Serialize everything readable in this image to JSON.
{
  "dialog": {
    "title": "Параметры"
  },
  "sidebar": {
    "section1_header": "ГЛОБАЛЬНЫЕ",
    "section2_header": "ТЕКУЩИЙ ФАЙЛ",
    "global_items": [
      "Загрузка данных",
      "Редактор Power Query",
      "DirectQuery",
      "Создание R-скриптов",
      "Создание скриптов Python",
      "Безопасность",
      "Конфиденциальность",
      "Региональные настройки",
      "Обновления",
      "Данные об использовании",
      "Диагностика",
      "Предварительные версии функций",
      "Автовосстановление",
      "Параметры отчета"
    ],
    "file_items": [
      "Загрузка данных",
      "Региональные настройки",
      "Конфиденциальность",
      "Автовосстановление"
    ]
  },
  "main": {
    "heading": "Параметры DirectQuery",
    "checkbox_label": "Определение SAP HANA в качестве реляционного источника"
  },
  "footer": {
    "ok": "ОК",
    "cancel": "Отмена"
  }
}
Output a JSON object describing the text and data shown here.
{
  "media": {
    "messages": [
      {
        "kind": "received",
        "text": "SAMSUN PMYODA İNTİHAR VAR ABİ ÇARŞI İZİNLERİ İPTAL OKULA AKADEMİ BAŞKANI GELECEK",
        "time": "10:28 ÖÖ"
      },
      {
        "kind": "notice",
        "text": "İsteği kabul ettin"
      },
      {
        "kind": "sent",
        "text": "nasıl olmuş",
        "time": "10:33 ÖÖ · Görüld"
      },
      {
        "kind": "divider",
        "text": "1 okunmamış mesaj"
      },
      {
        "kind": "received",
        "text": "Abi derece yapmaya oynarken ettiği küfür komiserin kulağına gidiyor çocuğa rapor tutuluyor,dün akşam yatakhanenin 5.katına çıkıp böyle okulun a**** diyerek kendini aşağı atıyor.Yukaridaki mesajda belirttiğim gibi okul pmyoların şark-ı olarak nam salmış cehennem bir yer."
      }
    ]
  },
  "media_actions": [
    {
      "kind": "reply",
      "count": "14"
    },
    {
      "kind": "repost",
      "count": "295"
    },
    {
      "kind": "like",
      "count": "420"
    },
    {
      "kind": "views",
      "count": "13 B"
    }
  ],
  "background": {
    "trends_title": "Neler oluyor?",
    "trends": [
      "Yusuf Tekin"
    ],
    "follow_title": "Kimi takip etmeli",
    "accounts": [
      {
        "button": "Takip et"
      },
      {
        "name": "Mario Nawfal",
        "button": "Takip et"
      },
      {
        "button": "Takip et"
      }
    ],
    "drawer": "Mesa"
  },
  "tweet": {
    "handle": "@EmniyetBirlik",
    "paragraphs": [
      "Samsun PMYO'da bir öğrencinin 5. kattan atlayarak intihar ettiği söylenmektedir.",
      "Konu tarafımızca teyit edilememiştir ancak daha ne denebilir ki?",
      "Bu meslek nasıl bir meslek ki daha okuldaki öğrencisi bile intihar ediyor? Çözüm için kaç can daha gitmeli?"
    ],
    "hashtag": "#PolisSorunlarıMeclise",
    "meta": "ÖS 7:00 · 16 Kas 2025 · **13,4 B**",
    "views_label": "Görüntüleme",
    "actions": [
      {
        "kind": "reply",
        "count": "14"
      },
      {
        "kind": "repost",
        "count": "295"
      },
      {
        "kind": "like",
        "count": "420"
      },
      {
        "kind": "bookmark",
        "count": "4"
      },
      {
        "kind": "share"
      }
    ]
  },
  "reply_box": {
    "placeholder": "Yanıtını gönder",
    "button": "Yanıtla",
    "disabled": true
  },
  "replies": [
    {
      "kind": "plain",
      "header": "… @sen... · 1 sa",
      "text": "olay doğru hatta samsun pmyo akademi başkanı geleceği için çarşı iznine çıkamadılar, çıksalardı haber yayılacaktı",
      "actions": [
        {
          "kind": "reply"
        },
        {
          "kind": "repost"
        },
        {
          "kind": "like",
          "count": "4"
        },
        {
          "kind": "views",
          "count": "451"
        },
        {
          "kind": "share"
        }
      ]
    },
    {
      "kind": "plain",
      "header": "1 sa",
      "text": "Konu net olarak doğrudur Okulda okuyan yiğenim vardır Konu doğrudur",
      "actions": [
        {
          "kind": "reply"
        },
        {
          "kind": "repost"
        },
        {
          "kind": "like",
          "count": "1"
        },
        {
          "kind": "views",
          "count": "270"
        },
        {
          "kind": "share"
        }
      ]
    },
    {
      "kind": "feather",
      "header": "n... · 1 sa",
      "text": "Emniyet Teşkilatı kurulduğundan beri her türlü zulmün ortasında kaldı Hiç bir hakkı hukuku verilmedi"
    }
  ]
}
######
**Required task:** Extract each entry in full, exactly as given.

**Expected answer:**
Serialize everything readable in this image to JSON.
{
  "dialog": {
    "title": "Параметры"
  },
  "sidebar": {
    "section1_header": "ГЛОБАЛЬНЫЕ",
    "section2_header": "ТЕКУЩИЙ ФАЙЛ",
    "global_items": [
      "Загрузка данных",
      "Редактор Power Query",
      "DirectQuery",
      "Создание R-скриптов",
      "Создание скриптов Python",
      "Безопасность",
      "Конфиденциальность",
      "Региональные настройки",
      "Обновления",
      "Данные об использовании",
      "Диагностика",
      "Предварительные версии функций",
      "Автовосстановление",
      "Параметры отчета"
    ],
    "file_items": [
      "Загрузка данных",
      "Региональные настройки",
      "Конфиденциальность",
      "Автовосстановление"
    ]
  },
  "main": {
    "heading": "Параметры DirectQuery",
    "checkbox_label": "Определение SAP HANA в качестве реляционного источника"
  },
  "footer": {
    "ok": "ОК",
    "cancel": "Отмена"
  }
}
Output a JSON object describing the text and data shown here.
{
  "media": {
    "messages": [
      {
        "kind": "received",
        "text": "SAMSUN PMYODA İNTİHAR VAR ABİ ÇARŞI İZİNLERİ İPTAL OKULA AKADEMİ BAŞKANI GELECEK",
        "time": "10:28 ÖÖ"
      },
      {
        "kind": "notice",
        "text": "İsteği kabul ettin"
      },
      {
        "kind": "sent",
        "text": "nasıl olmuş",
        "time": "10:33 ÖÖ · Görüld"
      },
      {
        "kind": "divider",
        "text": "1 okunmamış mesaj"
      },
      {
        "kind": "received",
        "text": "Abi derece yapmaya oynarken ettiği küfür komiserin kulağına gidiyor çocuğa rapor tutuluyor,dün akşam yatakhanenin 5.katına çıkıp böyle okulun a**** diyerek kendini aşağı atıyor.Yukaridaki mesajda belirttiğim gibi okul pmyoların şark-ı olarak nam salmış cehennem bir yer."
      }
    ]
  },
  "media_actions": [
    {
      "kind": "reply",
      "count": "14"
    },
    {
      "kind": "repost",
      "count": "295"
    },
    {
      "kind": "like",
      "count": "420"
    },
    {
      "kind": "views",
      "count": "13 B"
    }
  ],
  "background": {
    "trends_title": "Neler oluyor?",
    "trends": [
      "Yusuf Tekin"
    ],
    "follow_title": "Kimi takip etmeli",
    "accounts": [
      {
        "button": "Takip et"
      },
      {
        "name": "Mario Nawfal",
        "button": "Takip et"
      },
      {
        "button": "Takip et"
      }
    ],
    "drawer": "Mesa"
  },
  "tweet": {
    "handle": "@EmniyetBirlik",
    "paragraphs": [
      "Samsun PMYO'da bir öğrencinin 5. kattan atlayarak intihar ettiği söylenmektedir.",
      "Konu tarafımızca teyit edilememiştir ancak daha ne denebilir ki?",
      "Bu meslek nasıl bir meslek ki daha okuldaki öğrencisi bile intihar ediyor? Çözüm için kaç can daha gitmeli?"
    ],
    "hashtag": "#PolisSorunlarıMeclise",
    "meta": "ÖS 7:00 · 16 Kas 2025 · **13,4 B**",
    "views_label": "Görüntüleme",
    "actions": [
      {
        "kind": "reply",
        "count": "14"
      },
      {
        "kind": "repost",
        "count": "295"
      },
      {
        "kind": "like",
        "count": "420"
      },
      {
        "kind": "bookmark",
        "count": "4"
      },
      {
        "kind": "share"
      }
    ]
  },
  "reply_box": {
    "placeholder": "Yanıtını gönder",
    "button": "Yanıtla",
    "disabled": true
  },
  "replies": [
    {
      "kind": "plain",
      "header": "… @sen... · 1 sa",
      "text": "olay doğru hatta samsun pmyo akademi başkanı geleceği için çarşı iznine çıkamadılar, çıksalardı haber yayılacaktı",
      "actions": [
        {
          "kind": "reply"
        },
        {
          "kind": "repost"
        },
        {
          "kind": "like",
          "count": "4"
        },
        {
          "kind": "views",
          "count": "451"
        },
        {
          "kind": "share"
        }
      ]
    },
    {
      "kind": "plain",
      "header": "1 sa",
      "text": "Konu net olarak doğrudur Okulda okuyan yiğenim vardır Konu doğrudur",
      "actions": [
        {
          "kind": "reply"
        },
        {
          "kind": "repost"
        },
        {
          "kind": "like",
          "count": "1"
        },
        {
          "kind": "views",
          "count": "270"
        },
        {
          "kind": "share"
        }
      ]
    },
    {
      "kind": "feather",
      "header": "n... · 1 sa",
      "text": "Emniyet Teşkilatı kurulduğundan beri her türlü zulmün ortasında kaldı Hiç bir hakkı hukuku verilmedi"
    }
  ]
}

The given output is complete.